• PROBLEM: What is needed here is an exact copy of every entry.

═══ MATERIAL FOR THE TASK ═══

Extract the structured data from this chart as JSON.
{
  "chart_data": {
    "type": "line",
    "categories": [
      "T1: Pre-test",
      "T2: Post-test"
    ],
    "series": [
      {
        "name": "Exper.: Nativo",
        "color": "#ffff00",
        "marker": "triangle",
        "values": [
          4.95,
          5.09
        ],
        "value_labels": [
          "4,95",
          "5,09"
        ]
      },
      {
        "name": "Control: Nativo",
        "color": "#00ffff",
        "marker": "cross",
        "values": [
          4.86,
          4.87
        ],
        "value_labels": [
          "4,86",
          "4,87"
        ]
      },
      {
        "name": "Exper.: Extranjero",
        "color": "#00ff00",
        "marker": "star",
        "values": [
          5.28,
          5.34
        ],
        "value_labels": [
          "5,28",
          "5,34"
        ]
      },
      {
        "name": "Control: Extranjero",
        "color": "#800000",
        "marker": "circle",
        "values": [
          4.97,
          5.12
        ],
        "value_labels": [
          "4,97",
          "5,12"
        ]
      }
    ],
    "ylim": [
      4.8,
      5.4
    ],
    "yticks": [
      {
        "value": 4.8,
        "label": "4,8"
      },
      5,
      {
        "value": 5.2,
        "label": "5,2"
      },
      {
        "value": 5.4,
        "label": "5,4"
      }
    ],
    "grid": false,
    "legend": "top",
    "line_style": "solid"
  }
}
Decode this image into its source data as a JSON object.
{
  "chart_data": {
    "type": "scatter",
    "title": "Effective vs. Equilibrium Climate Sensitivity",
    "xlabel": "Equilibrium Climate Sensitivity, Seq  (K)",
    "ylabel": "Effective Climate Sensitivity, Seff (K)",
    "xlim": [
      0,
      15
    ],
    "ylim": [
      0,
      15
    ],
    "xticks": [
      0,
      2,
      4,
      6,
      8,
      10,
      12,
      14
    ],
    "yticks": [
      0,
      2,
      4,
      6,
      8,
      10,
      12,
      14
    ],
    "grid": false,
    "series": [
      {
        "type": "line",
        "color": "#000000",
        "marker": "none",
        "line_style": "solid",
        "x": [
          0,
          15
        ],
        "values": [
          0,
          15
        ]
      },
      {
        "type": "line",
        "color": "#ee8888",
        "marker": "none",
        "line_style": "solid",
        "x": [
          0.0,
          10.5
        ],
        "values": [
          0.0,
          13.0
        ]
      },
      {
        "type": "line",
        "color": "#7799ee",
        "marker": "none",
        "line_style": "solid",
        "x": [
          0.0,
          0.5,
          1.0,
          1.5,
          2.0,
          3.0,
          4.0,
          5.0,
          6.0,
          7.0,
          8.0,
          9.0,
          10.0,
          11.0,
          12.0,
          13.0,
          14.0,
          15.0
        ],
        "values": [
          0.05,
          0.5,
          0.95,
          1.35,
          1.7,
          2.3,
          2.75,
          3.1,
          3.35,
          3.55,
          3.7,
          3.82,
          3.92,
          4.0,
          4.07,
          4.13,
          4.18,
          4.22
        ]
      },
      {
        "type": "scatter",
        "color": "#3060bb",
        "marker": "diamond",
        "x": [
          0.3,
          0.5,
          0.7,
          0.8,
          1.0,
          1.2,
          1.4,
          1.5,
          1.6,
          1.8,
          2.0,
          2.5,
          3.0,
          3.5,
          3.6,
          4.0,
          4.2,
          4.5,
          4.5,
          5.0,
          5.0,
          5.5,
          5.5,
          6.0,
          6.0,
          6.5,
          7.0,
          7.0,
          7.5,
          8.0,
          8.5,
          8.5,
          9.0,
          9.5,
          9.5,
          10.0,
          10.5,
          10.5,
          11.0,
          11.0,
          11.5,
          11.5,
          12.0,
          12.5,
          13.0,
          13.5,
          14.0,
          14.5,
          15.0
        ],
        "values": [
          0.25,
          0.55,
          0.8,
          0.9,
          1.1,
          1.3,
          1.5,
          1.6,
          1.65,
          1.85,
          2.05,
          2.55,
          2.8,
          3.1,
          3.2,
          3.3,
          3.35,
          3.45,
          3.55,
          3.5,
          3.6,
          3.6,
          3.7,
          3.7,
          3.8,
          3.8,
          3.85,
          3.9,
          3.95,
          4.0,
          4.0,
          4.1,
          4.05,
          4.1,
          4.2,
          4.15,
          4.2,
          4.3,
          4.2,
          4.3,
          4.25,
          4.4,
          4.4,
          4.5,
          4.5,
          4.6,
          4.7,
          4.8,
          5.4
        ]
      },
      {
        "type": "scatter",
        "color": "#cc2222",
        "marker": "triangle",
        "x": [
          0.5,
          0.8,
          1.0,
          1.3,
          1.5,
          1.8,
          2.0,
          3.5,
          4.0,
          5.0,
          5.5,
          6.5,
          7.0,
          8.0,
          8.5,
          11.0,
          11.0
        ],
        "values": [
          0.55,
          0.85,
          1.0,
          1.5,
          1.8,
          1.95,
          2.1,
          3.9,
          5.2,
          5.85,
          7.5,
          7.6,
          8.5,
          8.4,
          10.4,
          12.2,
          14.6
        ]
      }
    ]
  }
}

═══

• THE REPLY:
Extract the structured data from this chart as JSON.
{
  "chart_data": {
    "type": "line",
    "categories": [
      "T1: Pre-test",
      "T2: Post-test"
    ],
    "series": [
      {
        "name": "Exper.: Nativo",
        "color": "#ffff00",
        "marker": "triangle",
        "values": [
          4.95,
          5.09
        ],
        "value_labels": [
          "4,95",
          "5,09"
        ]
      },
      {
        "name": "Control: Nativo",
        "color": "#00ffff",
        "marker": "cross",
        "values": [
          4.86,
          4.87
        ],
        "value_labels": [
          "4,86",
          "4,87"
        ]
      },
      {
        "name": "Exper.: Extranjero",
        "color": "#00ff00",
        "marker": "star",
        "values": [
          5.28,
          5.34
        ],
        "value_labels": [
          "5,28",
          "5,34"
        ]
      },
      {
        "name": "Control: Extranjero",
        "color": "#800000",
        "marker": "circle",
        "values": [
          4.97,
          5.12
        ],
        "value_labels": [
          "4,97",
          "5,12"
        ]
      }
    ],
    "ylim": [
      4.8,
      5.4
    ],
    "yticks": [
      {
        "value": 4.8,
        "label": "4,8"
      },
      5,
      {
        "value": 5.2,
        "label": "5,2"
      },
      {
        "value": 5.4,
        "label": "5,4"
      }
    ],
    "grid": false,
    "legend": "top",
    "line_style": "solid"
  }
}
Decode this image into its source data as a JSON object.
{
  "chart_data": {
    "type": "scatter",
    "title": "Effective vs. Equilibrium Climate Sensitivity",
    "xlabel": "Equilibrium Climate Sensitivity, Seq  (K)",
    "ylabel": "Effective Climate Sensitivity, Seff (K)",
    "xlim": [
      0,
      15
    ],
    "ylim": [
      0,
      15
    ],
    "xticks": [
      0,
      2,
      4,
      6,
      8,
      10,
      12,
      14
    ],
    "yticks": [
      0,
      2,
      4,
      6,
      8,
      10,
      12,
      14
    ],
    "grid": false,
    "series": [
      {
        "type": "line",
        "color": "#000000",
        "marker": "none",
        "line_style": "solid",
        "x": [
          0,
          15
        ],
        "values": [
          0,
          15
        ]
      },
      {
        "type": "line",
        "color": "#ee8888",
        "marker": "none",
        "line_style": "solid",
        "x": [
          0.0,
          10.5
        ],
        "values": [
          0.0,
          13.0
        ]
      },
      {
        "type": "line",
        "color": "#7799ee",
        "marker": "none",
        "line_style": "solid",
        "x": [
          0.0,
          0.5,
          1.0,
          1.5,
          2.0,
          3.0,
          4.0,
          5.0,
          6.0,
          7.0,
          8.0,
          9.0,
          10.0,
          11.0,
          12.0,
          13.0,
          14.0,
          15.0
        ],
        "values": [
          0.05,
          0.5,
          0.95,
          1.35,
          1.7,
          2.3,
          2.75,
          3.1,
          3.35,
          3.55,
          3.7,
          3.82,
          3.92,
          4.0,
          4.07,
          4.13,
          4.18,
          4.22
        ]
      },
      {
        "type": "scatter",
        "color": "#3060bb",
        "marker": "diamond",
        "x": [
          0.3,
          0.5,
          0.7,
          0.8,
          1.0,
          1.2,
          1.4,
          1.5,
          1.6,
          1.8,
          2.0,
          2.5,
          3.0,
          3.5,
          3.6,
          4.0,
          4.2,
          4.5,
          4.5,
          5.0,
          5.0,
          5.5,
          5.5,
          6.0,
          6.0,
          6.5,
          7.0,
          7.0,
          7.5,
          8.0,
          8.5,
          8.5,
          9.0,
          9.5,
          9.5,
          10.0,
          10.5,
          10.5,
          11.0,
          11.0,
          11.5,
          11.5,
          12.0,
          12.5,
          13.0,
          13.5,
          14.0,
          14.5,
          15.0
        ],
        "values": [
          0.25,
          0.55,
          0.8,
          0.9,
          1.1,
          1.3,
          1.5,
          1.6,
          1.65,
          1.85,
          2.05,
          2.55,
          2.8,
          3.1,
          3.2,
          3.3,
          3.35,
          3.45,
          3.55,
          3.5,
          3.6,
          3.6,
          3.7,
          3.7,
          3.8,
          3.8,
          3.85,
          3.9,
          3.95,
          4.0,
          4.0,
          4.1,
          4.05,
          4.1,
          4.2,
          4.15,
          4.2,
          4.3,
          4.2,
          4.3,
          4.25,
          4.4,
          4.4,
          4.5,
          4.5,
          4.6,
          4.7,
          4.8,
          5.4
        ]
      },
      {
        "type": "scatter",
        "color": "#cc2222",
        "marker": "triangle",
        "x": [
          0.5,
          0.8,
          1.0,
          1.3,
          1.5,
          1.8,
          2.0,
          3.5,
          4.0,
          5.0,
          5.5,
          6.5,
          7.0,
          8.0,
          8.5,
          11.0,
          11.0
        ],
        "values": [
          0.55,
          0.85,
          1.0,
          1.5,
          1.8,
          1.95,
          2.1,
          3.9,
          5.2,
          5.85,
          7.5,
          7.6,
          8.5,
          8.4,
          10.4,
          12.2,
          14.6
        ]
      }
    ]
  }
}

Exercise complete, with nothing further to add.